Task requirements:
Copy every line with the string "image" in it.

[Collected data]

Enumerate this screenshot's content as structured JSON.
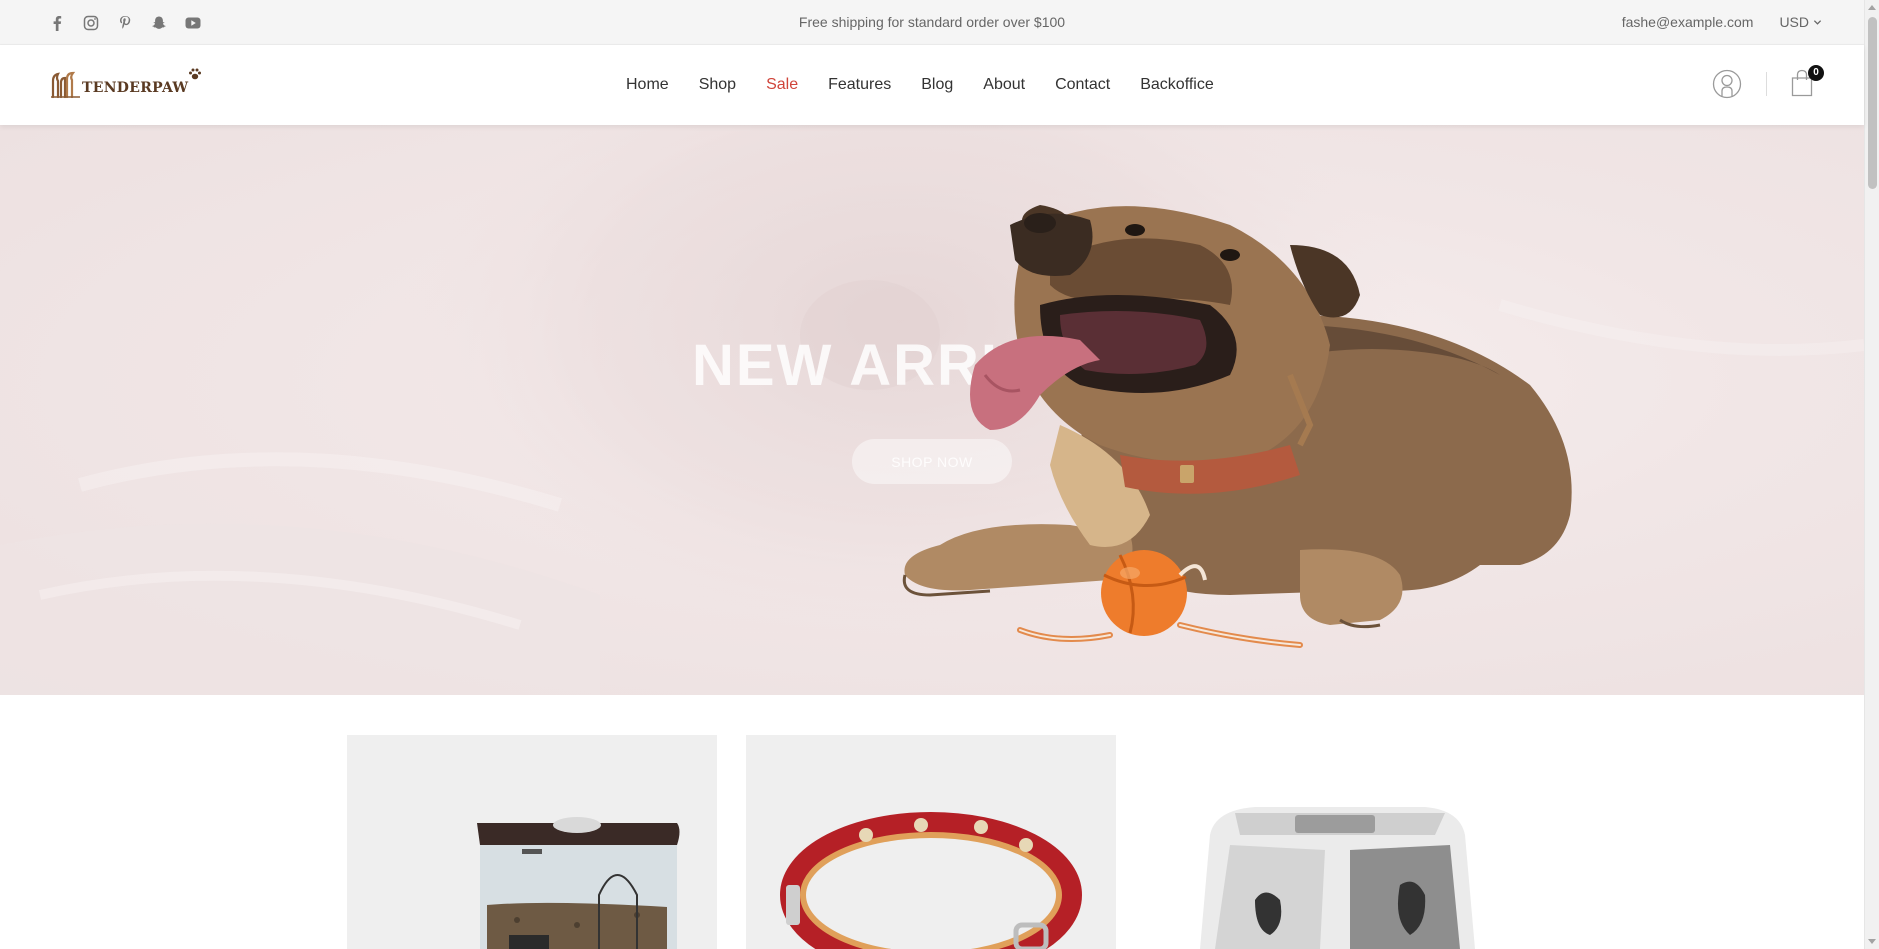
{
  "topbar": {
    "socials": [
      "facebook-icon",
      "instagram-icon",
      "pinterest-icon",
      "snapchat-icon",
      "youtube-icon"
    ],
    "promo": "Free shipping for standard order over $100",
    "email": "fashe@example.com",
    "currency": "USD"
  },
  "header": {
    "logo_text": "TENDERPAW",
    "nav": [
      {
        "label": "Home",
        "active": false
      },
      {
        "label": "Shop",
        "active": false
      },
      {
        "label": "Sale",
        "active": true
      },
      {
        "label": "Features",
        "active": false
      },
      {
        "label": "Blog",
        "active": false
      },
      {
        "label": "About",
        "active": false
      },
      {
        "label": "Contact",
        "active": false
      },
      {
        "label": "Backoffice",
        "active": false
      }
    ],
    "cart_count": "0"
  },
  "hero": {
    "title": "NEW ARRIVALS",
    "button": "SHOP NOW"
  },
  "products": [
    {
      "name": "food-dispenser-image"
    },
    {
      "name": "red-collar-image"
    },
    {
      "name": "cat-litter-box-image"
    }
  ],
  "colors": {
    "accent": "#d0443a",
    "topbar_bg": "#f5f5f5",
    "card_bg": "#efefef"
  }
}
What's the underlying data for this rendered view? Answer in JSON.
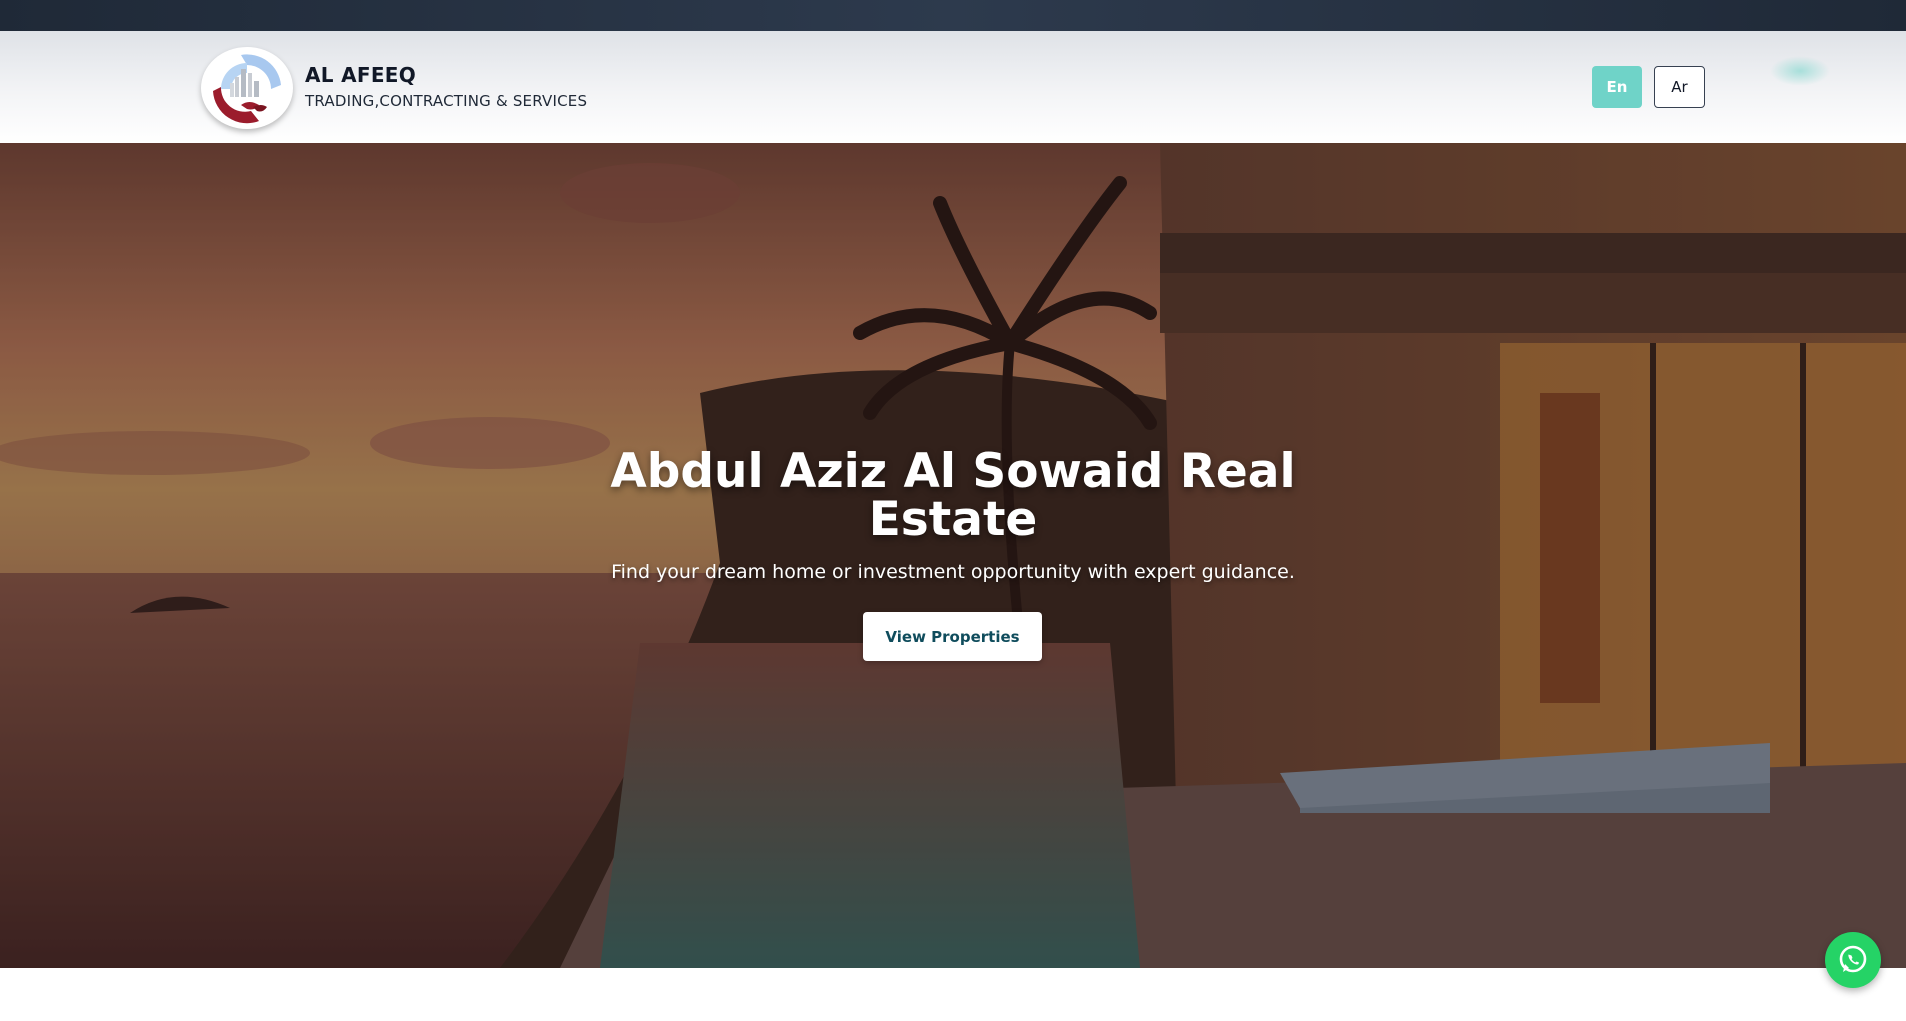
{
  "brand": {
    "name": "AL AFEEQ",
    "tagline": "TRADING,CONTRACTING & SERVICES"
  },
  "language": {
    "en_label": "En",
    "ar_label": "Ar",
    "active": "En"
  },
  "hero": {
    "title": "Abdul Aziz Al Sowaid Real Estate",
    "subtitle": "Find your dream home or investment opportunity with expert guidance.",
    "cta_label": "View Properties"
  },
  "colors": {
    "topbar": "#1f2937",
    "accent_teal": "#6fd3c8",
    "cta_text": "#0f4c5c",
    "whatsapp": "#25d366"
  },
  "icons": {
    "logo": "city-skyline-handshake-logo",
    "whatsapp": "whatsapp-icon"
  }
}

Complete response:
      "name": "food-dispenser-image"
      "name": "red-collar-image"
      "name": "cat-litter-box-image"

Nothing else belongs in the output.